+++ Dataset rows +++
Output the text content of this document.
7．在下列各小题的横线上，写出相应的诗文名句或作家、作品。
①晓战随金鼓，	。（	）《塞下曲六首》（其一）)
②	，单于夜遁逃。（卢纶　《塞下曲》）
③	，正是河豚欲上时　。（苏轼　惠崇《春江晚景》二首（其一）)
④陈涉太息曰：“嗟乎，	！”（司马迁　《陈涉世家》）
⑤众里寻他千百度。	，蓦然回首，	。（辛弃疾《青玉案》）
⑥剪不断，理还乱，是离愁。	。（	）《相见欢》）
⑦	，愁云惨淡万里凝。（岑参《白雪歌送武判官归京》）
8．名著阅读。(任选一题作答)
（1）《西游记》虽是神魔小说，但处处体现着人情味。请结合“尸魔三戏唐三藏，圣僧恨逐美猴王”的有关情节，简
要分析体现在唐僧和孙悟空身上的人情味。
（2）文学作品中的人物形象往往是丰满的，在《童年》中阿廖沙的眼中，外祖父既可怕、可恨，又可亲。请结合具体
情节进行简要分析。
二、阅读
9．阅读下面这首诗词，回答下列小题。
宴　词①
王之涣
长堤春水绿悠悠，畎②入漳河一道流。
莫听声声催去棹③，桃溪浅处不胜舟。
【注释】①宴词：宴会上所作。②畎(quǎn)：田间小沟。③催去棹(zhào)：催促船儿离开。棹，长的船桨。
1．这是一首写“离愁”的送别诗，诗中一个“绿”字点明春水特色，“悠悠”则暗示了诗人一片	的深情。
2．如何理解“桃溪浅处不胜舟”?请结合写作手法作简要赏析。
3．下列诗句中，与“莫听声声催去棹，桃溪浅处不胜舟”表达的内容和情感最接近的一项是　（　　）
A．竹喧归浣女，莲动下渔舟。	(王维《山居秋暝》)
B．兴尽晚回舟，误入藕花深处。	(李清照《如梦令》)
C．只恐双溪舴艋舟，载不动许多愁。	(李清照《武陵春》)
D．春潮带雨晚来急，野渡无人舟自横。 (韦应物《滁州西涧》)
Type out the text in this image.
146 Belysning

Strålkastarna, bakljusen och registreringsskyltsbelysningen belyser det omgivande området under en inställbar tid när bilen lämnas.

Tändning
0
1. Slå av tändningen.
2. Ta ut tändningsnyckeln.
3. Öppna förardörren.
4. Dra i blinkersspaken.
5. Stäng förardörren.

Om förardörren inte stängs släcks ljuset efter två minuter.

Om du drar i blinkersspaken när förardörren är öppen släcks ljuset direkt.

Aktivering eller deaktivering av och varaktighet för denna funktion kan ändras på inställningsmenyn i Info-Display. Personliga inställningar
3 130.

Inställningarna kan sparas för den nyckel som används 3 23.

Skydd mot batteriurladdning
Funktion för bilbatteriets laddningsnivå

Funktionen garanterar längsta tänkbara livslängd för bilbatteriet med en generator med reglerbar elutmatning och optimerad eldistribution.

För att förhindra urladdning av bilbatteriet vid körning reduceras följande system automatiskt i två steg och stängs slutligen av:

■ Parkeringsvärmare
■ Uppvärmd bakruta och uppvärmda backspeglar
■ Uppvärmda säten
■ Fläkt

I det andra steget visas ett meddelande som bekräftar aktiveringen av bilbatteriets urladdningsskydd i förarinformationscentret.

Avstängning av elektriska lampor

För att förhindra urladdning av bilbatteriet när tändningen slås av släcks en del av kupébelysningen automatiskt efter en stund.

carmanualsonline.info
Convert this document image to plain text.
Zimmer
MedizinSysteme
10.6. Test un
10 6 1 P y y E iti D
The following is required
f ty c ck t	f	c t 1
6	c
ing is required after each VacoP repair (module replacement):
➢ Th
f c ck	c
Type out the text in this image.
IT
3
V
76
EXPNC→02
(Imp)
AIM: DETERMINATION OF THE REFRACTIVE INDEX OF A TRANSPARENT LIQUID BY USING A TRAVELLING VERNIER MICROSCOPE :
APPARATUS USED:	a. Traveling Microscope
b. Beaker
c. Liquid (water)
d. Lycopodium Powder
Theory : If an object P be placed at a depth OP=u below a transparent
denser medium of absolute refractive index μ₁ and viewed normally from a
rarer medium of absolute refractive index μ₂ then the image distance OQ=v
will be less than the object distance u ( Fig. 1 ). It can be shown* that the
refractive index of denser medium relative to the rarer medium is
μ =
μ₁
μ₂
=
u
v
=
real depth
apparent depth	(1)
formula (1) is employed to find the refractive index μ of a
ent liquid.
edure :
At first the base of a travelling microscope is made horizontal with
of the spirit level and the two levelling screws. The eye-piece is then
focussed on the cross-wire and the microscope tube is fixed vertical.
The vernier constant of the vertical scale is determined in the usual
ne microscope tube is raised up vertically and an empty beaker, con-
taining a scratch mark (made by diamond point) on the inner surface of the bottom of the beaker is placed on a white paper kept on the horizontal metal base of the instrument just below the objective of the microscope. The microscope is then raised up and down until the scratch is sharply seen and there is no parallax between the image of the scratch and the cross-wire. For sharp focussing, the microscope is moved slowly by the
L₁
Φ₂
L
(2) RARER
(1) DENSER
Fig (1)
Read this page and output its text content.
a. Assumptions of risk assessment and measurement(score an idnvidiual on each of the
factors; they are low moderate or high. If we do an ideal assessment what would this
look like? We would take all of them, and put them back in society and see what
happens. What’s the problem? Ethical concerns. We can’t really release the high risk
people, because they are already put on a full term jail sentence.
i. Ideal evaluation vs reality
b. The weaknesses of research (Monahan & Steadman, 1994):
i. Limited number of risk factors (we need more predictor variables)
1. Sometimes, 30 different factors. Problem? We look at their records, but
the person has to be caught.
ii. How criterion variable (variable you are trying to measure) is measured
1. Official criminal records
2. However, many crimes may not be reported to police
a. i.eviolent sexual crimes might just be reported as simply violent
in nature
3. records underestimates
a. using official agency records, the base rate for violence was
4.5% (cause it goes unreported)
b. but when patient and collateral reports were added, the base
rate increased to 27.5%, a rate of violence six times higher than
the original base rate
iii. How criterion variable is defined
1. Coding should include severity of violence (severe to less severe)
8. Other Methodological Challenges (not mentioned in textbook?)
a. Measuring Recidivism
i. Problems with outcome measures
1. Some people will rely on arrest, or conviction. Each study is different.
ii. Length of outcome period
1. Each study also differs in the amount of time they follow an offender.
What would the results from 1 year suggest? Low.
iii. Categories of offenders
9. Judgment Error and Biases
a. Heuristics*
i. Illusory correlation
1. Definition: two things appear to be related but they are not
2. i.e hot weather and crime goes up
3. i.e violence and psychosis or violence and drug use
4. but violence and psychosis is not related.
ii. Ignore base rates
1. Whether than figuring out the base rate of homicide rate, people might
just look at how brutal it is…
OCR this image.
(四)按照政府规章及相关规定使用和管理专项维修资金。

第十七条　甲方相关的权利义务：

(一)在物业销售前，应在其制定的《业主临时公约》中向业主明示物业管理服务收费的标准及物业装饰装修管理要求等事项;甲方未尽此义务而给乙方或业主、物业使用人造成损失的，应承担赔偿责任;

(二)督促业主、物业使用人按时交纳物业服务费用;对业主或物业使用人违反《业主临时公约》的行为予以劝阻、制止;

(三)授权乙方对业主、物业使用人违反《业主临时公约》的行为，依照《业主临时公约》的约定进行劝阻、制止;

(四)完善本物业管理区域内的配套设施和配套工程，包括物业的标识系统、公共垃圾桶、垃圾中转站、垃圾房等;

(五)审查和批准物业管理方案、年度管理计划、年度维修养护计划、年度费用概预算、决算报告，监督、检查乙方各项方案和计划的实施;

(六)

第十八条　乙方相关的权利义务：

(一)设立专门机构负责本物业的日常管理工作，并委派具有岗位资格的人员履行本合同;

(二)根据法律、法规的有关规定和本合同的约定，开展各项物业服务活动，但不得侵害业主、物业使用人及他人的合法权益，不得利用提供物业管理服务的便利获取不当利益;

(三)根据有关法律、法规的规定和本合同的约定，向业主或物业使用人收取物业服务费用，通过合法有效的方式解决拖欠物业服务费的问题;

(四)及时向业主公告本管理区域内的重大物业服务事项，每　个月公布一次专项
+++
Using the material above, gather every line that includes "efter".

Om förardörren inte stängs släcks ljuset efter två minuter.
För att förhindra urladdning av bilbatteriet när tändningen slås av släcks en del av kupébelysningen automatiskt efter en stund.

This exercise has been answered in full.